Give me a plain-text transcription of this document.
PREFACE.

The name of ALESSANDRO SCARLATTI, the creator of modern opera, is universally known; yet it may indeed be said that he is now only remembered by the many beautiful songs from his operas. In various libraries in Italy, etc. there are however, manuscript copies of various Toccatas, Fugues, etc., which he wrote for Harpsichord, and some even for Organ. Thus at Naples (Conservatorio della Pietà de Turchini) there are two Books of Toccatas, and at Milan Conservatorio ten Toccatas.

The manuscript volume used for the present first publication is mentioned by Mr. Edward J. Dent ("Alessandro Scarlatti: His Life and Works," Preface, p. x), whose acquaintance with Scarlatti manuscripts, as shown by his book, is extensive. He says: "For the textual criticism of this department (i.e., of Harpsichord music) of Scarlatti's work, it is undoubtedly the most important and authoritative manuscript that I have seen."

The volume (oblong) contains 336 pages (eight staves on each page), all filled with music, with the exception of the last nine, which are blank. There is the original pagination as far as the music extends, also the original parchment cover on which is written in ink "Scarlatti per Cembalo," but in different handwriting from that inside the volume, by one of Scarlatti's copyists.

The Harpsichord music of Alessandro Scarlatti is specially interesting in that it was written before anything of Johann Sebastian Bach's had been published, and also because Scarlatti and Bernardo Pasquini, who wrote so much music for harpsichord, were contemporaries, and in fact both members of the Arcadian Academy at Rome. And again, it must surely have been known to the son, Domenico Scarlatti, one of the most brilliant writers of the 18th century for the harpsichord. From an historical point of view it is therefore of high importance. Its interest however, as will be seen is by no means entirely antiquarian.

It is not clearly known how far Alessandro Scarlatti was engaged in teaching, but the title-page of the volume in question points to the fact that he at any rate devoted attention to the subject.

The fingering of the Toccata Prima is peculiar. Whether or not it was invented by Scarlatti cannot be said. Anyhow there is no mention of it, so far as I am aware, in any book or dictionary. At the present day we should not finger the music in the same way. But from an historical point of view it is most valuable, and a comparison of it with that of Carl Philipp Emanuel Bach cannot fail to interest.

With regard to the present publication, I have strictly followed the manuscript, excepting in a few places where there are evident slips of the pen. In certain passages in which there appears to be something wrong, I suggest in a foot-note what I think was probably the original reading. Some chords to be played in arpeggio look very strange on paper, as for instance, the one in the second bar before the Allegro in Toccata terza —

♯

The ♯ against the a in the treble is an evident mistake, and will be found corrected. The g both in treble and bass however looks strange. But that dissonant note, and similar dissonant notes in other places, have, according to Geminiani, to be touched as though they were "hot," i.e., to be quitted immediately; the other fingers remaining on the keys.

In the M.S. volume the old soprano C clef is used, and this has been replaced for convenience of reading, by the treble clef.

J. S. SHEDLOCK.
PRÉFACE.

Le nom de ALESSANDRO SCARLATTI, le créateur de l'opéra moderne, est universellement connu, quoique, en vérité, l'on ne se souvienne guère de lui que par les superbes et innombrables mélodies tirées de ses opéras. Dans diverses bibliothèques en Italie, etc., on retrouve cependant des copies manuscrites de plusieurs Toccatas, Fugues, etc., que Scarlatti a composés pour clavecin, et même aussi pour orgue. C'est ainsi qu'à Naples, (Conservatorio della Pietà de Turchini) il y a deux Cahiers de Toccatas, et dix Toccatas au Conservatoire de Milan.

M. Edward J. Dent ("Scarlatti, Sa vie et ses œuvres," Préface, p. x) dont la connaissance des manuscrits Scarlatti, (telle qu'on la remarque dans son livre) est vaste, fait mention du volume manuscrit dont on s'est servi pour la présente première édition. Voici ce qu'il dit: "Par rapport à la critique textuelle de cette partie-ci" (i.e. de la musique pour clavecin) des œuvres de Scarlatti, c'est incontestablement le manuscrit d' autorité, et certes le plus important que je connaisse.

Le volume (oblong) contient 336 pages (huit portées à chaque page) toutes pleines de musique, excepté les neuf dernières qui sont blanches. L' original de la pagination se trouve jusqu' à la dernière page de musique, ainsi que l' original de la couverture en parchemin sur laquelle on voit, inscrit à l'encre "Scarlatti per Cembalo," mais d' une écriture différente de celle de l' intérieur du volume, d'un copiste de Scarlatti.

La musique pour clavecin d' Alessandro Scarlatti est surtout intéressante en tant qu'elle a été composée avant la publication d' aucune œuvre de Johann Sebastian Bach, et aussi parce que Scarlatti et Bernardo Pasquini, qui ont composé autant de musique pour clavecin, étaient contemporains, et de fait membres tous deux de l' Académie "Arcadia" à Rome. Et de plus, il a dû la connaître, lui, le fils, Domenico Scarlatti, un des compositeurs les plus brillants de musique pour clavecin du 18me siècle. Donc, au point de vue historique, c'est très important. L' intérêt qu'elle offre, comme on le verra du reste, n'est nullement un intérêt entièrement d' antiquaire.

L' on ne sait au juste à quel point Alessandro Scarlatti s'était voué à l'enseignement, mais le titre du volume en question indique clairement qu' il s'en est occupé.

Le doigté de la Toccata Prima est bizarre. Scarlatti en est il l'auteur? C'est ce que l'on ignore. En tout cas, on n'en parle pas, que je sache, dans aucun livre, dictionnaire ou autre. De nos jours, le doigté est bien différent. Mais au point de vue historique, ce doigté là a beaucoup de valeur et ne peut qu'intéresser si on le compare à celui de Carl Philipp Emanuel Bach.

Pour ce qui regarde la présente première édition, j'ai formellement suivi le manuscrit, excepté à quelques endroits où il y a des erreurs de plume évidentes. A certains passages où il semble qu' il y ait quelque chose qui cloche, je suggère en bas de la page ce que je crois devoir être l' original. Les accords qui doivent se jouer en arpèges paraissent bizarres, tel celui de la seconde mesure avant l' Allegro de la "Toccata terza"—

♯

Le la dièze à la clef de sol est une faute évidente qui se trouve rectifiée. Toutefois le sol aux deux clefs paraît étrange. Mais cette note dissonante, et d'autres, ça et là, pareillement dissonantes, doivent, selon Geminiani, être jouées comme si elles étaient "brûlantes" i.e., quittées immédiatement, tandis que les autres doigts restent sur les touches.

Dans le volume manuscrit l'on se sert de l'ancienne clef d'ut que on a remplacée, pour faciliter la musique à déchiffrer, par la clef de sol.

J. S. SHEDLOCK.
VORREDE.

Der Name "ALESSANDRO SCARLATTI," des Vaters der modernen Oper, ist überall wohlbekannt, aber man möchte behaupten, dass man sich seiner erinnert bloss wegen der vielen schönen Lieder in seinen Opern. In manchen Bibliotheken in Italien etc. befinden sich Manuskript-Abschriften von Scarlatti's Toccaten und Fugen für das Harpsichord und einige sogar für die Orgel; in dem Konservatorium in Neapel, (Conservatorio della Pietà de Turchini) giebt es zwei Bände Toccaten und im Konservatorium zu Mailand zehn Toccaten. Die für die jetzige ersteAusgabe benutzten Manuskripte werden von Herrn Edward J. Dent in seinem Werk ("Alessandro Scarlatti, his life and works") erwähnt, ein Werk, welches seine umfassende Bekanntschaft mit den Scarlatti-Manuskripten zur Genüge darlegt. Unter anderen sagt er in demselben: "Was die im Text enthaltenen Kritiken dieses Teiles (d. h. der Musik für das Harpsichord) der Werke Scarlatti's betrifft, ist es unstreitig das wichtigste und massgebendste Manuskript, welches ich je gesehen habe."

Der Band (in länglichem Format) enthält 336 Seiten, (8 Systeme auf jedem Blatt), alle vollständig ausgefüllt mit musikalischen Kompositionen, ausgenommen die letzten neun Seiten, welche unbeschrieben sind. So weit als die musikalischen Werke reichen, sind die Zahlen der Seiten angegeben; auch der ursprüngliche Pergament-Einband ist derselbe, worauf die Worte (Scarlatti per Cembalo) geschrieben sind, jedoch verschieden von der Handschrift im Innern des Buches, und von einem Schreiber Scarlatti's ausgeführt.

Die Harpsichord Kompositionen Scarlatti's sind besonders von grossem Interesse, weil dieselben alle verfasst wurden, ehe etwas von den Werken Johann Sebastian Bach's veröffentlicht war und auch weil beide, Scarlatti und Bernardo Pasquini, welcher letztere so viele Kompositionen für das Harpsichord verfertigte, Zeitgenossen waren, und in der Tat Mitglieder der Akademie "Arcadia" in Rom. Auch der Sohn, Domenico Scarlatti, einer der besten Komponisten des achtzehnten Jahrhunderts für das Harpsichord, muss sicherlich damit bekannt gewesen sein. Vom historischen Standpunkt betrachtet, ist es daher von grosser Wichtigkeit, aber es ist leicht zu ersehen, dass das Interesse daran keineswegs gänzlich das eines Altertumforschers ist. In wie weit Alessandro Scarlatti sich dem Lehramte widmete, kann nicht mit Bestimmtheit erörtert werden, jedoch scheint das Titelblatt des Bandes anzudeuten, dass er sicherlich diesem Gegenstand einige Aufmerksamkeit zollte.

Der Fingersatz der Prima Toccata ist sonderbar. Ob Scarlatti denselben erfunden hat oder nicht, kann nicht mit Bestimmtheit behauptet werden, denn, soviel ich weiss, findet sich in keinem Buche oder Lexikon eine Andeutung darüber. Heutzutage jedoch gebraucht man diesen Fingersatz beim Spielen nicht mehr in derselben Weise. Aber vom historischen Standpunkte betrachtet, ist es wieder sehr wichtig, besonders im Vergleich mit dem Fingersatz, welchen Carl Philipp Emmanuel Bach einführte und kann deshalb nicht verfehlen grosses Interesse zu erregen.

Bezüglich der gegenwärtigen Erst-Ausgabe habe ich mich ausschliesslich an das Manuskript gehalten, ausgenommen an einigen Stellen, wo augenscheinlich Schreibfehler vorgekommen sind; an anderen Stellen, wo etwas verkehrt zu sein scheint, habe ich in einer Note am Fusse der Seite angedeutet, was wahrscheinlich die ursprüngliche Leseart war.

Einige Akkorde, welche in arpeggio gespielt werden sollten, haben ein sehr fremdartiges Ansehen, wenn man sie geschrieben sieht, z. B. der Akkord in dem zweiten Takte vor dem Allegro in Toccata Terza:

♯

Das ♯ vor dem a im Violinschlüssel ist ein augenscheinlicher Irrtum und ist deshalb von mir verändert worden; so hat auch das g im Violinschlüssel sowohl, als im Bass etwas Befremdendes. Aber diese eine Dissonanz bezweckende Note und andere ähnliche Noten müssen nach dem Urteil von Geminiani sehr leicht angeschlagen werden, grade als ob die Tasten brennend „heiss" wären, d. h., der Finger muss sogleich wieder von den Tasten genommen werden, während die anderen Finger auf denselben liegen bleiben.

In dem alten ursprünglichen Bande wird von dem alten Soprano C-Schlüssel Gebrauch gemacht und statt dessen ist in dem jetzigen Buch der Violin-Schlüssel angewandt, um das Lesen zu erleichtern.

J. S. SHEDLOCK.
══════════
BRIEF: Copy all lines from the material that contain "both".

COMPLETED TASK:
The Harpsichord music of Alessandro Scarlatti is specially interesting in that it was written before anything of Johann Sebastian Bach's had been published, and also because Scarlatti and Bernardo Pasquini, who wrote so much music for harpsichord, were contemporaries, and in fact both members of the Arcadian Academy at Rome. And again, it must surely have been known to the son, Domenico Scarlatti, one of the most brilliant writers of the 18th century for the harpsichord. From an historical point of view it is therefore of high importance. Its interest however, as will be seen is by no means entirely antiquarian.
The ♯ against the a in the treble is an evident mistake, and will be found corrected. The g both in treble and bass however looks strange. But that dissonant note, and similar dissonant notes in other places, have, according to Geminiani, to be touched as though they were "hot," i.e., to be quitted immediately; the other fingers remaining on the keys.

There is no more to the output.